» **Actions to take**
A. Print the part of the Benelli magazine extension thread starting at "I got mine from" and ending at "and two SBE 2.".
B. Carry on the forum thread about a magazine extension for the Benelli Super Vinci from the point where it stops.

# Mag extension



## oooookillem (Jan 25, 2014)

Was looking into purchasing an extended mag for my benelli super vinci. I have found some but not really sure if they are legit or not. Anyone have any info on where I can purchase one? And whether I can get it in max-4 camo or not


----------



## dndhomes (May 26, 2011)

R C I x rail system costs 270 dollars got one works fine


----------



## huntnutia (Mar 25, 2011)

I got mine from Briley.com for my SBE2 they have black and camo they work great. 4 out of the 5 guys in our group have them one on a m2 and a Beretta and two SBE 2.


----------



## shooteminthelips (Jun 13, 2007)

x2 on the Briley


----------



## oooookillem (Jan 25, 2014)

From what I can find out is no other mags will work for the super vinci so I'm just looking for someone who has found a mag for their super vinci that works


----------



## hardcoredecs (Apr 22, 2011)

» **Dataset rows**

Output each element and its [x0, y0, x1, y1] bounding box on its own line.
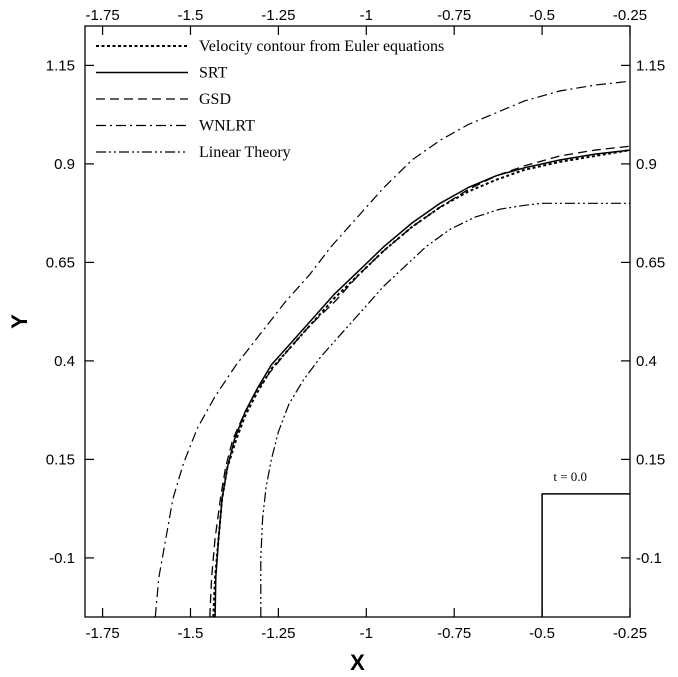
x-tick-label: -1.25	[261, 625, 295, 642]
y-tick-label-right: 0.15	[636, 451, 665, 468]
legend: Velocity contour from Euler equations SRT…	[96, 38, 444, 161]
y-tick-label: 1.15	[46, 57, 75, 74]
y-tick-label-right: 1.15	[636, 57, 665, 74]
x-tick-label-top: -1.25	[261, 7, 295, 24]
annotations: t = 0.0	[553, 469, 587, 484]
series-line-srt	[214, 149, 630, 617]
y-tick-label: 0.15	[46, 451, 75, 468]
axis-tick-labels: -1.75 -1.75 -1.5 -1.5 -1.25 -1.25 -1 -1 -0.75 -0.…	[46, 7, 665, 642]
series-line-velocity-contour-from-euler-equations	[212, 149, 630, 617]
x-tick-label: -1.75	[85, 625, 119, 642]
annotation-label: t = 0.0	[553, 469, 587, 484]
y-tick-label-right: 0.65	[636, 254, 665, 271]
y-tick-label: -0.1	[49, 550, 75, 567]
axis-ticks	[85, 26, 631, 617]
x-axis-title: X	[350, 650, 365, 675]
data-series	[154, 80, 630, 617]
y-tick-label: 0.4	[54, 353, 75, 370]
x-tick-label: -1	[360, 625, 373, 642]
legend-label: WNLRT	[199, 118, 255, 135]
legend-label: Velocity contour from Euler equations	[199, 38, 444, 55]
x-tick-label: -0.5	[529, 625, 555, 642]
x-tick-label-top: -0.5	[529, 7, 555, 24]
y-axis-title: Y	[7, 314, 32, 329]
x-tick-label: -0.25	[613, 625, 647, 642]
x-tick-label-top: -1.5	[178, 7, 204, 24]
initial-shock-line	[541, 493, 630, 617]
y-tick-label: 0.9	[54, 156, 75, 173]
x-tick-label-top: -1	[360, 7, 373, 24]
x-tick-label: -0.75	[437, 625, 471, 642]
y-tick-label-right: -0.1	[636, 550, 662, 567]
y-tick-label: 0.65	[46, 254, 75, 271]
series-line-gsd	[209, 145, 630, 617]
y-tick-label-right: 0.9	[636, 156, 657, 173]
y-tick-label-right: 0.4	[636, 353, 657, 370]
legend-label: Linear Theory	[199, 144, 291, 161]
series-line-linear-theory	[260, 202, 630, 617]
x-tick-label-top: -0.25	[613, 7, 647, 24]
x-tick-label-top: -0.75	[437, 7, 471, 24]
legend-label: SRT	[199, 65, 228, 82]
plot-frame	[84, 25, 631, 618]
x-tick-label-top: -1.75	[85, 7, 119, 24]
legend-label: GSD	[199, 91, 231, 108]
series-line-wnlrt	[154, 80, 630, 617]
x-tick-label: -1.5	[178, 625, 204, 642]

» **Outputs**
A.
I got mine from Briley.com for my SBE2 they have black and camo they work great. 4 out of the 5 guys in our group have them one on a m2 and a Beretta and two SBE 2.

B.
dndhomes said:


> R C I x rail system costs 270 dollars got one works fine


X2 got mine from midway usa spendy but works. Its legit the super vinci is worth it


----------



## Gooseklr2004 (Feb 7, 2014)

Nordic components is working on one for the vinci I have a prototype and it works awesome. Contact them not sure when the release date is.


----------



## Flightstopper44 (Feb 9, 2013)

Sorry to jump this thread but I have super x3 any suggestions ?


----------



## fieldgeneral (Feb 12, 2013)

Sure Cycle, Foss, You won't be disappointed. Cheaper than Nordic Components as well. Sure Cycle.com :bop: :bop:


----------



## the professor (Oct 13, 2006)

Flightstopper44 said:


> Sorry to jump this thread but I have super x3 any suggestions ?


SRM or Nordic. Can't go wrong with either.


----------



## SDMAN (Mar 8, 2014)

I have a Briley on a Beretta Xterma 2 , love it! and you can get it in max4.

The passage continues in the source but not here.